YOUR TASK - Reproduce all the entries precisely.

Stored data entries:
-*-

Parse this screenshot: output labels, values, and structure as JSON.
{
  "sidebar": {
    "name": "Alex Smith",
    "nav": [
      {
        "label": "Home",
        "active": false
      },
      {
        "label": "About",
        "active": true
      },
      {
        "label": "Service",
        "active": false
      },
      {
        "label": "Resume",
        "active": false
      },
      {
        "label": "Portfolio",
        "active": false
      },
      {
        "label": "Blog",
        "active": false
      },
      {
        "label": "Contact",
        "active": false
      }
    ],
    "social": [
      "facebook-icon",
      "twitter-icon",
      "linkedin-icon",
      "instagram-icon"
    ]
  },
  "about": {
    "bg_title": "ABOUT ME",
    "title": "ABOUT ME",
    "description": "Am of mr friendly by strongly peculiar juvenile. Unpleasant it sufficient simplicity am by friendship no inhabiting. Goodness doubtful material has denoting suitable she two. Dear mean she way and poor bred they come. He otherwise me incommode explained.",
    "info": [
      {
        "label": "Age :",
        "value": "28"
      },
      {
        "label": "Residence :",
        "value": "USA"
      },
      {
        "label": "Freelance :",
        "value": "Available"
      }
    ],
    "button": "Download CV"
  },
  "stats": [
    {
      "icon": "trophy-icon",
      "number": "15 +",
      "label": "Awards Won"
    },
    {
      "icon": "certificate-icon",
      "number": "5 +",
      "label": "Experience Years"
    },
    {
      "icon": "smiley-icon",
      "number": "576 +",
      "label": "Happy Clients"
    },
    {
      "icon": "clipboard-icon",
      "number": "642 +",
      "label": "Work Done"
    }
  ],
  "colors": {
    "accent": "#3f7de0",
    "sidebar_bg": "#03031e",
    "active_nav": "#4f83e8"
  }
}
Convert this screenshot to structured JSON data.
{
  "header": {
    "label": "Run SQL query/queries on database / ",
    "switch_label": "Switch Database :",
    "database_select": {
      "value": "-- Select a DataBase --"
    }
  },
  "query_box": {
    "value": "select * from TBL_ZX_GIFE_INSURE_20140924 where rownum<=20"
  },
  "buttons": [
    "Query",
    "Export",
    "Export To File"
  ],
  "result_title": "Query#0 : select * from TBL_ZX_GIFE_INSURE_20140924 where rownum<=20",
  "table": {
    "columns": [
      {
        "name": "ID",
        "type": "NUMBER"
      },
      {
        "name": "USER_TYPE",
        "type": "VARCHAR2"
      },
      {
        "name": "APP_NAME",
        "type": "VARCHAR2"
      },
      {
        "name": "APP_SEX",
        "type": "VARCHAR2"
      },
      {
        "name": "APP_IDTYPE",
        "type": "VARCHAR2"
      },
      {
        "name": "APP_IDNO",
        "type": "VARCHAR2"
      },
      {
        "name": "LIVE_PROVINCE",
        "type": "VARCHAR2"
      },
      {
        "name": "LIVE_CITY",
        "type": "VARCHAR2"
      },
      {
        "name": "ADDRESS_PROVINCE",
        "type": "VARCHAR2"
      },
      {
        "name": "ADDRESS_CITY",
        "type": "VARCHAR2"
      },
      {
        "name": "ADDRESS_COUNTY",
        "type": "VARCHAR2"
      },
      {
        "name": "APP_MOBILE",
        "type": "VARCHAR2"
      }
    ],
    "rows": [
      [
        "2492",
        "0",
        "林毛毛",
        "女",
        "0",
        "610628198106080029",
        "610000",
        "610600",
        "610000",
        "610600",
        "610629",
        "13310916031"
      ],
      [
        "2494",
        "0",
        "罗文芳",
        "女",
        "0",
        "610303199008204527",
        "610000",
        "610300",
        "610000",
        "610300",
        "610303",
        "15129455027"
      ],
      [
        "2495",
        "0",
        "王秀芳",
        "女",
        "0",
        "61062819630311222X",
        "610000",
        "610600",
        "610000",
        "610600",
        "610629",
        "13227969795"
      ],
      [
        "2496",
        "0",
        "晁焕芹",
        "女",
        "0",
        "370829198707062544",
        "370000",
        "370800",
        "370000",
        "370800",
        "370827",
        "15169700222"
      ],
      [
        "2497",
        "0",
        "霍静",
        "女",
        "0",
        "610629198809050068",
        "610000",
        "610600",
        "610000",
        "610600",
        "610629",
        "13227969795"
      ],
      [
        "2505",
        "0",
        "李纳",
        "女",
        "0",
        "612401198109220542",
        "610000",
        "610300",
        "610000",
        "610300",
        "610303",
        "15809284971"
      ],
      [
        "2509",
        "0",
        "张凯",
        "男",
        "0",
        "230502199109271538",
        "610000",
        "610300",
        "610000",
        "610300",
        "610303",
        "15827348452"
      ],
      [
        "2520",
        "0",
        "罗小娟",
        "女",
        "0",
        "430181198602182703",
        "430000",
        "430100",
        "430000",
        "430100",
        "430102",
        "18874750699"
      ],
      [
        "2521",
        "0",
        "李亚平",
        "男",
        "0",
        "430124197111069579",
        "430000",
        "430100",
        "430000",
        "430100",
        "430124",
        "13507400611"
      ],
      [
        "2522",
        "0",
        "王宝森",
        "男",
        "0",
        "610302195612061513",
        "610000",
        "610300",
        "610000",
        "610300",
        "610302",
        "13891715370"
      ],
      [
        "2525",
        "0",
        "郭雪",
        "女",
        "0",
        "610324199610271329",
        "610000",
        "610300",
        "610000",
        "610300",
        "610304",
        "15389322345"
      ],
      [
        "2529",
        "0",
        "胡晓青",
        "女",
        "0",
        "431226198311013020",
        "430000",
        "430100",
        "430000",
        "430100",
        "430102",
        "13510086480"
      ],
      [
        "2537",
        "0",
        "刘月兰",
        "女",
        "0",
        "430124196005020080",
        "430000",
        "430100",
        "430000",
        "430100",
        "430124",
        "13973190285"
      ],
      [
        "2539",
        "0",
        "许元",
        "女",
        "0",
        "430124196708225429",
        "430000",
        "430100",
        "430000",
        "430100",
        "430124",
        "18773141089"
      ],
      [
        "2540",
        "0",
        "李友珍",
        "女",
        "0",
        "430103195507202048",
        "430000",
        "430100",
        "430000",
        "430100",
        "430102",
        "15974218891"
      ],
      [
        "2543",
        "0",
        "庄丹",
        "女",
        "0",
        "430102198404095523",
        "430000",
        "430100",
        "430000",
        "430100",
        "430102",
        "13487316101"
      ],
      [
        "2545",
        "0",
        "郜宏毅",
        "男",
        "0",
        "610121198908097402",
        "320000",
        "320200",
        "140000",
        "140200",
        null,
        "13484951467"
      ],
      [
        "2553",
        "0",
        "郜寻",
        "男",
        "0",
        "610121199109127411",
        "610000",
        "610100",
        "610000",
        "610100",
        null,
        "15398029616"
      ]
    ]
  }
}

-*-

SOLUTION FOR THIS TASK -
Parse this screenshot: output labels, values, and structure as JSON.
{
  "sidebar": {
    "name": "Alex Smith",
    "nav": [
      {
        "label": "Home",
        "active": false
      },
      {
        "label": "About",
        "active": true
      },
      {
        "label": "Service",
        "active": false
      },
      {
        "label": "Resume",
        "active": false
      },
      {
        "label": "Portfolio",
        "active": false
      },
      {
        "label": "Blog",
        "active": false
      },
      {
        "label": "Contact",
        "active": false
      }
    ],
    "social": [
      "facebook-icon",
      "twitter-icon",
      "linkedin-icon",
      "instagram-icon"
    ]
  },
  "about": {
    "bg_title": "ABOUT ME",
    "title": "ABOUT ME",
    "description": "Am of mr friendly by strongly peculiar juvenile. Unpleasant it sufficient simplicity am by friendship no inhabiting. Goodness doubtful material has denoting suitable she two. Dear mean she way and poor bred they come. He otherwise me incommode explained.",
    "info": [
      {
        "label": "Age :",
        "value": "28"
      },
      {
        "label": "Residence :",
        "value": "USA"
      },
      {
        "label": "Freelance :",
        "value": "Available"
      }
    ],
    "button": "Download CV"
  },
  "stats": [
    {
      "icon": "trophy-icon",
      "number": "15 +",
      "label": "Awards Won"
    },
    {
      "icon": "certificate-icon",
      "number": "5 +",
      "label": "Experience Years"
    },
    {
      "icon": "smiley-icon",
      "number": "576 +",
      "label": "Happy Clients"
    },
    {
      "icon": "clipboard-icon",
      "number": "642 +",
      "label": "Work Done"
    }
  ],
  "colors": {
    "accent": "#3f7de0",
    "sidebar_bg": "#03031e",
    "active_nav": "#4f83e8"
  }
}
Convert this screenshot to structured JSON data.
{
  "header": {
    "label": "Run SQL query/queries on database / ",
    "switch_label": "Switch Database :",
    "database_select": {
      "value": "-- Select a DataBase --"
    }
  },
  "query_box": {
    "value": "select * from TBL_ZX_GIFE_INSURE_20140924 where rownum<=20"
  },
  "buttons": [
    "Query",
    "Export",
    "Export To File"
  ],
  "result_title": "Query#0 : select * from TBL_ZX_GIFE_INSURE_20140924 where rownum<=20",
  "table": {
    "columns": [
      {
        "name": "ID",
        "type": "NUMBER"
      },
      {
        "name": "USER_TYPE",
        "type": "VARCHAR2"
      },
      {
        "name": "APP_NAME",
        "type": "VARCHAR2"
      },
      {
        "name": "APP_SEX",
        "type": "VARCHAR2"
      },
      {
        "name": "APP_IDTYPE",
        "type": "VARCHAR2"
      },
      {
        "name": "APP_IDNO",
        "type": "VARCHAR2"
      },
      {
        "name": "LIVE_PROVINCE",
        "type": "VARCHAR2"
      },
      {
        "name": "LIVE_CITY",
        "type": "VARCHAR2"
      },
      {
        "name": "ADDRESS_PROVINCE",
        "type": "VARCHAR2"
      },
      {
        "name": "ADDRESS_CITY",
        "type": "VARCHAR2"
      },
      {
        "name": "ADDRESS_COUNTY",
        "type": "VARCHAR2"
      },
      {
        "name": "APP_MOBILE",
        "type": "VARCHAR2"
      }
    ],
    "rows": [
      [
        "2492",
        "0",
        "林毛毛",
        "女",
        "0",
        "610628198106080029",
        "610000",
        "610600",
        "610000",
        "610600",
        "610629",
        "13310916031"
      ],
      [
        "2494",
        "0",
        "罗文芳",
        "女",
        "0",
        "610303199008204527",
        "610000",
        "610300",
        "610000",
        "610300",
        "610303",
        "15129455027"
      ],
      [
        "2495",
        "0",
        "王秀芳",
        "女",
        "0",
        "61062819630311222X",
        "610000",
        "610600",
        "610000",
        "610600",
        "610629",
        "13227969795"
      ],
      [
        "2496",
        "0",
        "晁焕芹",
        "女",
        "0",
        "370829198707062544",
        "370000",
        "370800",
        "370000",
        "370800",
        "370827",
        "15169700222"
      ],
      [
        "2497",
        "0",
        "霍静",
        "女",
        "0",
        "610629198809050068",
        "610000",
        "610600",
        "610000",
        "610600",
        "610629",
        "13227969795"
      ],
      [
        "2505",
        "0",
        "李纳",
        "女",
        "0",
        "612401198109220542",
        "610000",
        "610300",
        "610000",
        "610300",
        "610303",
        "15809284971"
      ],
      [
        "2509",
        "0",
        "张凯",
        "男",
        "0",
        "230502199109271538",
        "610000",
        "610300",
        "610000",
        "610300",
        "610303",
        "15827348452"
      ],
      [
        "2520",
        "0",
        "罗小娟",
        "女",
        "0",
        "430181198602182703",
        "430000",
        "430100",
        "430000",
        "430100",
        "430102",
        "18874750699"
      ],
      [
        "2521",
        "0",
        "李亚平",
        "男",
        "0",
        "430124197111069579",
        "430000",
        "430100",
        "430000",
        "430100",
        "430124",
        "13507400611"
      ],
      [
        "2522",
        "0",
        "王宝森",
        "男",
        "0",
        "610302195612061513",
        "610000",
        "610300",
        "610000",
        "610300",
        "610302",
        "13891715370"
      ],
      [
        "2525",
        "0",
        "郭雪",
        "女",
        "0",
        "610324199610271329",
        "610000",
        "610300",
        "610000",
        "610300",
        "610304",
        "15389322345"
      ],
      [
        "2529",
        "0",
        "胡晓青",
        "女",
        "0",
        "431226198311013020",
        "430000",
        "430100",
        "430000",
        "430100",
        "430102",
        "13510086480"
      ],
      [
        "2537",
        "0",
        "刘月兰",
        "女",
        "0",
        "430124196005020080",
        "430000",
        "430100",
        "430000",
        "430100",
        "430124",
        "13973190285"
      ],
      [
        "2539",
        "0",
        "许元",
        "女",
        "0",
        "430124196708225429",
        "430000",
        "430100",
        "430000",
        "430100",
        "430124",
        "18773141089"
      ],
      [
        "2540",
        "0",
        "李友珍",
        "女",
        "0",
        "430103195507202048",
        "430000",
        "430100",
        "430000",
        "430100",
        "430102",
        "15974218891"
      ],
      [
        "2543",
        "0",
        "庄丹",
        "女",
        "0",
        "430102198404095523",
        "430000",
        "430100",
        "430000",
        "430100",
        "430102",
        "13487316101"
      ],
      [
        "2545",
        "0",
        "郜宏毅",
        "男",
        "0",
        "610121198908097402",
        "320000",
        "320200",
        "140000",
        "140200",
        null,
        "13484951467"
      ],
      [
        "2553",
        "0",
        "郜寻",
        "男",
        "0",
        "610121199109127411",
        "610000",
        "610100",
        "610000",
        "610100",
        null,
        "15398029616"
      ]
    ]
  }
}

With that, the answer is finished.